Labeled region entries:
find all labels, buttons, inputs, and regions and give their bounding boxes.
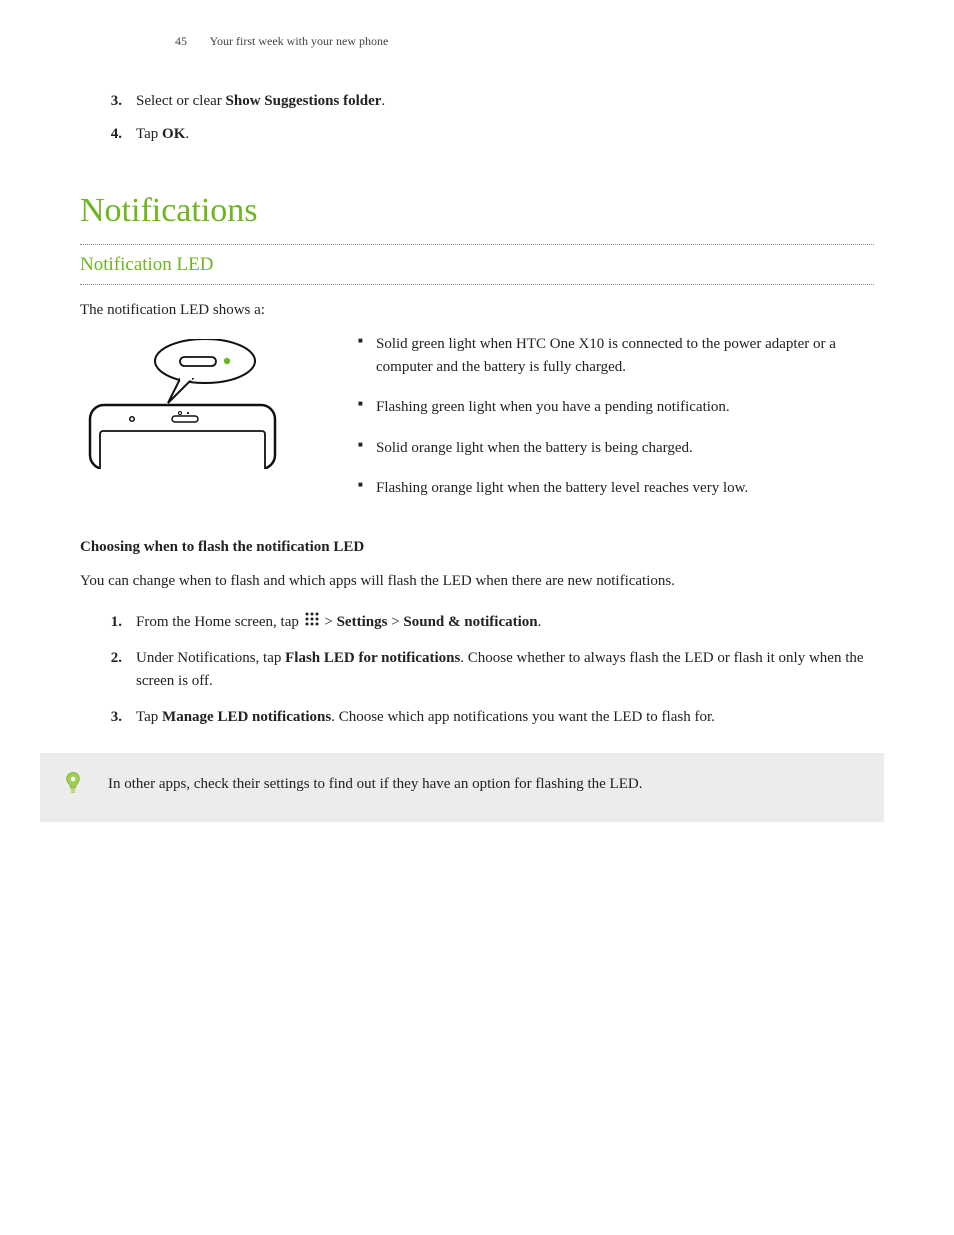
list-item: 3. Select or clear Show Suggestions folde… bbox=[80, 90, 874, 113]
list-item: Flashing orange light when the battery l… bbox=[358, 477, 864, 500]
step-number: 2. bbox=[94, 647, 122, 692]
tip-text: In other apps, check their settings to f… bbox=[108, 773, 864, 796]
step-text: Tap OK. bbox=[136, 123, 189, 146]
section-title: Notifications bbox=[80, 185, 874, 236]
page-number: 45 bbox=[175, 32, 187, 50]
divider bbox=[80, 284, 874, 285]
step-text: Under Notifications, tap Flash LED for n… bbox=[136, 647, 874, 692]
step-number: 3. bbox=[94, 90, 122, 113]
subsection-title: Notification LED bbox=[80, 251, 874, 280]
step-number: 1. bbox=[94, 611, 122, 634]
chapter-title: Your first week with your new phone bbox=[210, 34, 389, 48]
led-states-list: Solid green light when HTC One X10 is co… bbox=[340, 333, 874, 518]
phone-led-illustration bbox=[80, 339, 280, 477]
page-header: 45 Your first week with your new phone bbox=[80, 32, 874, 50]
step-text: Tap Manage LED notifications. Choose whi… bbox=[136, 706, 874, 729]
divider bbox=[80, 244, 874, 245]
list-item: Flashing green light when you have a pen… bbox=[358, 396, 864, 419]
list-item: Solid green light when HTC One X10 is co… bbox=[358, 333, 864, 378]
steps-list: 1. From the Home screen, tap > Settings >… bbox=[80, 611, 874, 729]
step-number: 3. bbox=[94, 706, 122, 729]
list-item: 2. Under Notifications, tap Flash LED for… bbox=[80, 647, 874, 692]
choosing-intro: You can change when to flash and which a… bbox=[80, 570, 874, 593]
list-item: 1. From the Home screen, tap > Settings >… bbox=[80, 611, 874, 634]
subheading: Choosing when to flash the notification … bbox=[80, 536, 874, 559]
intro-text: The notification LED shows a: bbox=[80, 299, 874, 322]
tip-box: In other apps, check their settings to f… bbox=[40, 753, 884, 823]
apps-grid-icon bbox=[305, 611, 319, 634]
step-text: Select or clear Show Suggestions folder. bbox=[136, 90, 385, 113]
lightbulb-icon bbox=[64, 771, 82, 803]
step-number: 4. bbox=[94, 123, 122, 146]
step-text: From the Home screen, tap > Settings > S… bbox=[136, 611, 874, 634]
list-item: 3. Tap Manage LED notifications. Choose w… bbox=[80, 706, 874, 729]
list-item: 4. Tap OK. bbox=[80, 123, 874, 146]
list-item: Solid orange light when the battery is b… bbox=[358, 437, 864, 460]
continued-steps-list: 3. Select or clear Show Suggestions folde… bbox=[80, 90, 874, 145]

Exercise aim
Extract all of the lines above word for word, omitting the pictures.

Written solution
find all labels, buttons, inputs, and regions and give their bounding boxes.
list-item: 3. Select or clear Show Suggestions folde… bbox=[80, 90, 874, 113]
list-item: Flashing orange light when the battery l… bbox=[358, 477, 864, 500]
step-number: 2. bbox=[94, 647, 122, 692]
tip-text: In other apps, check their settings to f… bbox=[108, 773, 864, 796]
step-text: Tap OK. bbox=[136, 123, 189, 146]
section-title: Notifications bbox=[80, 185, 874, 236]
page-number: 45 bbox=[175, 32, 187, 50]
divider bbox=[80, 284, 874, 285]
step-text: Under Notifications, tap Flash LED for n… bbox=[136, 647, 874, 692]
step-number: 3. bbox=[94, 90, 122, 113]
subsection-title: Notification LED bbox=[80, 251, 874, 280]
step-number: 1. bbox=[94, 611, 122, 634]
chapter-title: Your first week with your new phone bbox=[210, 34, 389, 48]
led-states-list: Solid green light when HTC One X10 is co… bbox=[340, 333, 874, 518]
phone-led-illustration bbox=[80, 339, 280, 477]
page-header: 45 Your first week with your new phone bbox=[80, 32, 874, 50]
step-text: Tap Manage LED notifications. Choose whi… bbox=[136, 706, 874, 729]
divider bbox=[80, 244, 874, 245]
list-item: Flashing green light when you have a pen… bbox=[358, 396, 864, 419]
list-item: Solid green light when HTC One X10 is co… bbox=[358, 333, 864, 378]
steps-list: 1. From the Home screen, tap > Settings >… bbox=[80, 611, 874, 729]
step-number: 3. bbox=[94, 706, 122, 729]
list-item: 2. Under Notifications, tap Flash LED for… bbox=[80, 647, 874, 692]
choosing-intro: You can change when to flash and which a… bbox=[80, 570, 874, 593]
list-item: 1. From the Home screen, tap > Settings >… bbox=[80, 611, 874, 634]
subheading: Choosing when to flash the notification … bbox=[80, 536, 874, 559]
intro-text: The notification LED shows a: bbox=[80, 299, 874, 322]
tip-box: In other apps, check their settings to f… bbox=[40, 753, 884, 823]
apps-grid-icon bbox=[305, 611, 319, 634]
step-text: Select or clear Show Suggestions folder. bbox=[136, 90, 385, 113]
lightbulb-icon bbox=[64, 771, 82, 803]
step-number: 4. bbox=[94, 123, 122, 146]
step-text: From the Home screen, tap > Settings > S… bbox=[136, 611, 874, 634]
list-item: 3. Tap Manage LED notifications. Choose w… bbox=[80, 706, 874, 729]
list-item: 4. Tap OK. bbox=[80, 123, 874, 146]
list-item: Solid orange light when the battery is b… bbox=[358, 437, 864, 460]
continued-steps-list: 3. Select or clear Show Suggestions folde… bbox=[80, 90, 874, 145]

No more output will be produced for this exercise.